Given exercise →
Establish how many lines in the material include the string "Riaf" and report it as a lone number.

Given records →
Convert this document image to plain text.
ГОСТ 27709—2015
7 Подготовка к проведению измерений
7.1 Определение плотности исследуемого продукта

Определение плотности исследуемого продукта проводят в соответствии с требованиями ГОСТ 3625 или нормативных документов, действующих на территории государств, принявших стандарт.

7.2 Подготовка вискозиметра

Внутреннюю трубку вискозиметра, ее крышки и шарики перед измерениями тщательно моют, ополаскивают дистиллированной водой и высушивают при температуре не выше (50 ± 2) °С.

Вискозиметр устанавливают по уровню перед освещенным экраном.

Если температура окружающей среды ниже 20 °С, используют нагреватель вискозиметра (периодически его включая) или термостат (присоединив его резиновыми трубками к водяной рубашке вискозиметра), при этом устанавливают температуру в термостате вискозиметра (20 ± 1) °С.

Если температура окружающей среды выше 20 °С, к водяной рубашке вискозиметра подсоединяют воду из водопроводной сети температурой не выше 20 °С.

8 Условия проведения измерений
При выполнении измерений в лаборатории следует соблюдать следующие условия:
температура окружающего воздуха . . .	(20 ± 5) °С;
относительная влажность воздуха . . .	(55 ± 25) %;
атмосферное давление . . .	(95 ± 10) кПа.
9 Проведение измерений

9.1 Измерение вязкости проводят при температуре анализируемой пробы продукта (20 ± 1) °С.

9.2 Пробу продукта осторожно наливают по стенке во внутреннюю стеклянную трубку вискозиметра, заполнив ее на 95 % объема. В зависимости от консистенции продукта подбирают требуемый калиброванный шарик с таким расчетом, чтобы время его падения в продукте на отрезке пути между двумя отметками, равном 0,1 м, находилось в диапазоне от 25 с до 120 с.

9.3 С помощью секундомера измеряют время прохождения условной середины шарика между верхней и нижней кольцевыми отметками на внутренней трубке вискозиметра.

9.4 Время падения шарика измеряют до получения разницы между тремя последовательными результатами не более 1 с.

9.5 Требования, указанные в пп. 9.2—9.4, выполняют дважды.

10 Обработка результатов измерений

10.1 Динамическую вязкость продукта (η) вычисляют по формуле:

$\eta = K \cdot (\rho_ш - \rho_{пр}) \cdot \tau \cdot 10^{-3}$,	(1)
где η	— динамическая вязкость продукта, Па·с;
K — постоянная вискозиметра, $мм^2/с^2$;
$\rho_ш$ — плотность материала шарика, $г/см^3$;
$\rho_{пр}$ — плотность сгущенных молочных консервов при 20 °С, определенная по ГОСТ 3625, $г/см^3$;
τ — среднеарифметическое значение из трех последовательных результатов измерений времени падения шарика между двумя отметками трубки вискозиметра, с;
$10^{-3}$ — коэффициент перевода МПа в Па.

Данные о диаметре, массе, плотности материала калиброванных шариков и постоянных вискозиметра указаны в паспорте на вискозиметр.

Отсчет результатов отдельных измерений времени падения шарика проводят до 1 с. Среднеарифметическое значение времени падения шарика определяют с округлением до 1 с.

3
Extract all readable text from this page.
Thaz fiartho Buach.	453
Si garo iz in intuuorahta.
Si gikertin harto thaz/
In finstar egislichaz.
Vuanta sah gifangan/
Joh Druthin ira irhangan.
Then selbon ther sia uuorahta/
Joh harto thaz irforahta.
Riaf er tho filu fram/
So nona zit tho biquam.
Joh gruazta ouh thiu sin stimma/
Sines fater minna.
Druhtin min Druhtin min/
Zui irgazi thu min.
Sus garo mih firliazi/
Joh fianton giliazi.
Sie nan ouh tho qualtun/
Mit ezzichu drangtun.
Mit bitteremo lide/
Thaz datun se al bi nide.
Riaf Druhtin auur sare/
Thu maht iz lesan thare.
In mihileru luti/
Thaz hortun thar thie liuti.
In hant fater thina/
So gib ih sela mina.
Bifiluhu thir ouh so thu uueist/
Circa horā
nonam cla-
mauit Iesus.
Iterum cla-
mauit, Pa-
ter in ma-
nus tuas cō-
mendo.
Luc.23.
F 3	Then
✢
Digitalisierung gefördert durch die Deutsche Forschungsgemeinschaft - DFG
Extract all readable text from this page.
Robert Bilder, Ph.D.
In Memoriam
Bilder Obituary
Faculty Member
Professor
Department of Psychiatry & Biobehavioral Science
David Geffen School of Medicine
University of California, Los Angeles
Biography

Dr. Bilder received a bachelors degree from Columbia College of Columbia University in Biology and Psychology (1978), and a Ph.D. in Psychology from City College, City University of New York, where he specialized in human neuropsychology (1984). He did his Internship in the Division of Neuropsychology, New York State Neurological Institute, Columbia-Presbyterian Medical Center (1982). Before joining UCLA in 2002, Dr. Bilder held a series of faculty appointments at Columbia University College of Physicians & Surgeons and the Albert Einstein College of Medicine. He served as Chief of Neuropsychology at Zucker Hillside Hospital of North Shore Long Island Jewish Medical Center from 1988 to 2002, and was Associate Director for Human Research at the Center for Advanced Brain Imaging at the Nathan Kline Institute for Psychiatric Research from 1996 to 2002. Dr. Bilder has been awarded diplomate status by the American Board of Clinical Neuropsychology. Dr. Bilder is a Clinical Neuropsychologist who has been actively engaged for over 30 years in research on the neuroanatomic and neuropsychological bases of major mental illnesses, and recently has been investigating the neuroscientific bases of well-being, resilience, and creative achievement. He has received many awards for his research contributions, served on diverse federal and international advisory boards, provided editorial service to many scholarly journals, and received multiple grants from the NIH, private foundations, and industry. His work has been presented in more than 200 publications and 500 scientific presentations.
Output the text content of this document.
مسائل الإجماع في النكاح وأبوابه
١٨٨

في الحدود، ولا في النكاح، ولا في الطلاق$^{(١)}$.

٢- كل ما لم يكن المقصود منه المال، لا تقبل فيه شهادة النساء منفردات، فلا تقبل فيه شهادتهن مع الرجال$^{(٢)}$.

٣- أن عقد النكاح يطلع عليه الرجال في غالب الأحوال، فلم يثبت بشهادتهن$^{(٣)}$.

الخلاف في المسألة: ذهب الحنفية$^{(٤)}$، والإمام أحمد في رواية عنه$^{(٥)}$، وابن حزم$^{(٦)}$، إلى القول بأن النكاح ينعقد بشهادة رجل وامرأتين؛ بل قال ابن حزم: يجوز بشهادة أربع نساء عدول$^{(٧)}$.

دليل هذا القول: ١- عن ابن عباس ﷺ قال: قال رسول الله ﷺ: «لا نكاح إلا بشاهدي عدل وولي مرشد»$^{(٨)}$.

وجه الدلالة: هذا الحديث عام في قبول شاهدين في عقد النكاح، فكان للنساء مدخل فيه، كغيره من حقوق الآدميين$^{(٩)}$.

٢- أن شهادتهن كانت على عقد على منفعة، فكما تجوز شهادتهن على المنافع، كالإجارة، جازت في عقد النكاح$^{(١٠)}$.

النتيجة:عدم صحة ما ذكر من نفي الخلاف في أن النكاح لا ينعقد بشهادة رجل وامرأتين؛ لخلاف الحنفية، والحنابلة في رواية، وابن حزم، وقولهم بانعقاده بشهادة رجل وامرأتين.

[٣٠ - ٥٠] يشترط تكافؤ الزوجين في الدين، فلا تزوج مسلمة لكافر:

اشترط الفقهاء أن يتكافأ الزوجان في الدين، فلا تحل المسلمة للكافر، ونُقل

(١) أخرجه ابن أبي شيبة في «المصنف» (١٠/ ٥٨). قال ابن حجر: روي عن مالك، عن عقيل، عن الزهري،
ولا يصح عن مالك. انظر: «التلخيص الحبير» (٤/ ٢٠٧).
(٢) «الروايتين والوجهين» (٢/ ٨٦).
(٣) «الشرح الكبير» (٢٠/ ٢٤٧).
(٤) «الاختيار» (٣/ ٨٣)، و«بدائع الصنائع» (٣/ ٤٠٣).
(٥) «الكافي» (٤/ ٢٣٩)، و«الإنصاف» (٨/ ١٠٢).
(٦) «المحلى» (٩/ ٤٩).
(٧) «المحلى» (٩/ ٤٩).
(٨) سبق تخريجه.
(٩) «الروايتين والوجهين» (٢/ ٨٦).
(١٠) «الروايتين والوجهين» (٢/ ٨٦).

Final answer →
2